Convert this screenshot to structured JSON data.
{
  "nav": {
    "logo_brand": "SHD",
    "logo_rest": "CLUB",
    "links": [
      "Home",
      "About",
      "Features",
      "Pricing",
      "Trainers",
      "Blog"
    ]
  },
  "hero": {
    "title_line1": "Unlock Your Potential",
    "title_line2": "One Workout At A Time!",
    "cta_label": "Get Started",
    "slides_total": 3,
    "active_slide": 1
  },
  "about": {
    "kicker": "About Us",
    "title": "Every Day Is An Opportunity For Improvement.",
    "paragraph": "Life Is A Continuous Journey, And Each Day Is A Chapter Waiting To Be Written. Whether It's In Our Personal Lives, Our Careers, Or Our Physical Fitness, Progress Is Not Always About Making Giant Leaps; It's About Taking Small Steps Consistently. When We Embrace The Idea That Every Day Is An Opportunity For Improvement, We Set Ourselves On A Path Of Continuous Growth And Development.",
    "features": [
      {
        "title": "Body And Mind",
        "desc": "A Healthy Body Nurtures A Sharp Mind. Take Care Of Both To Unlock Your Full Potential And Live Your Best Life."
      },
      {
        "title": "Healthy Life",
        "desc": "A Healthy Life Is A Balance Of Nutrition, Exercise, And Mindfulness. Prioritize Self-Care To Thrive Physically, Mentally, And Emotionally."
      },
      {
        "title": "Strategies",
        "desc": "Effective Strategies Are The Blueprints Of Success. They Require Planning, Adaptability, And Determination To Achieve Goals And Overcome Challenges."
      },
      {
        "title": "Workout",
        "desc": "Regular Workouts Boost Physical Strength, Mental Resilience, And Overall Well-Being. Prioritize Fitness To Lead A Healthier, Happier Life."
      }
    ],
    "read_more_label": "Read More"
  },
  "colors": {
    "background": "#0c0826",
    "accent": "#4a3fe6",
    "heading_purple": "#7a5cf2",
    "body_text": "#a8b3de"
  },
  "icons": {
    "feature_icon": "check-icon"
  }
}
◆ ◆ ◆
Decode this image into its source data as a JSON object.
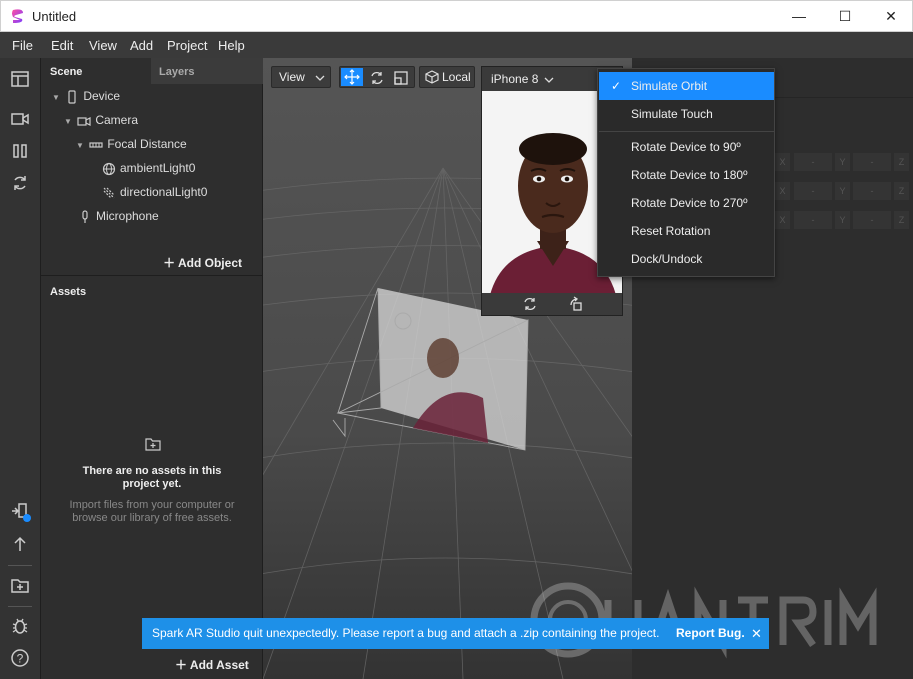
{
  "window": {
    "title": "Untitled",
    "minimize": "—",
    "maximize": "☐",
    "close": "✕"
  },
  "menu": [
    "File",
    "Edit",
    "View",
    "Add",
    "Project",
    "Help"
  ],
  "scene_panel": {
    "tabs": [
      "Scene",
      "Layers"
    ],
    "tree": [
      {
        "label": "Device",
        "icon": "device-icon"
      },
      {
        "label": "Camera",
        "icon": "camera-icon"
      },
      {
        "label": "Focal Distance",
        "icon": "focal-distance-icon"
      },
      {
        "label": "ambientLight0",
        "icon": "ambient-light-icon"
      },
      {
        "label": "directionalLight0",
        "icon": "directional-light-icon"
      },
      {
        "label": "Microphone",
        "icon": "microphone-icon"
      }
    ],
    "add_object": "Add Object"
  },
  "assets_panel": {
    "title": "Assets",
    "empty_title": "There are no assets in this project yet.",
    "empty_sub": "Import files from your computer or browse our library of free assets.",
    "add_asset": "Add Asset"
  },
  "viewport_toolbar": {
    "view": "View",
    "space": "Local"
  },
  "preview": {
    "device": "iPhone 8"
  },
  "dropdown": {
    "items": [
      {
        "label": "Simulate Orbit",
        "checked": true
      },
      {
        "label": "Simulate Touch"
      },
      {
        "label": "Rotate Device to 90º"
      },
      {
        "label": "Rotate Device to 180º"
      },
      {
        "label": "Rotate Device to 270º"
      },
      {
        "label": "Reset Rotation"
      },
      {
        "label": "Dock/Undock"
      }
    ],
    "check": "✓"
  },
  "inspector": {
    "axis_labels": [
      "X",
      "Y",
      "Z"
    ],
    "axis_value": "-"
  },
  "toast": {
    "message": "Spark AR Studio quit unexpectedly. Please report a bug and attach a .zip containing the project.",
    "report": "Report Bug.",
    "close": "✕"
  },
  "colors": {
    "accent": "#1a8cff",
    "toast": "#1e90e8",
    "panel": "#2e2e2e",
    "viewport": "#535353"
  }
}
◆ ◆ ◆
Find each line holding "data". Copy it out.

* _ANSWER TO THE TASK_:
Convert this screenshot to structured JSON data.
Decode this image into its source data as a JSON object.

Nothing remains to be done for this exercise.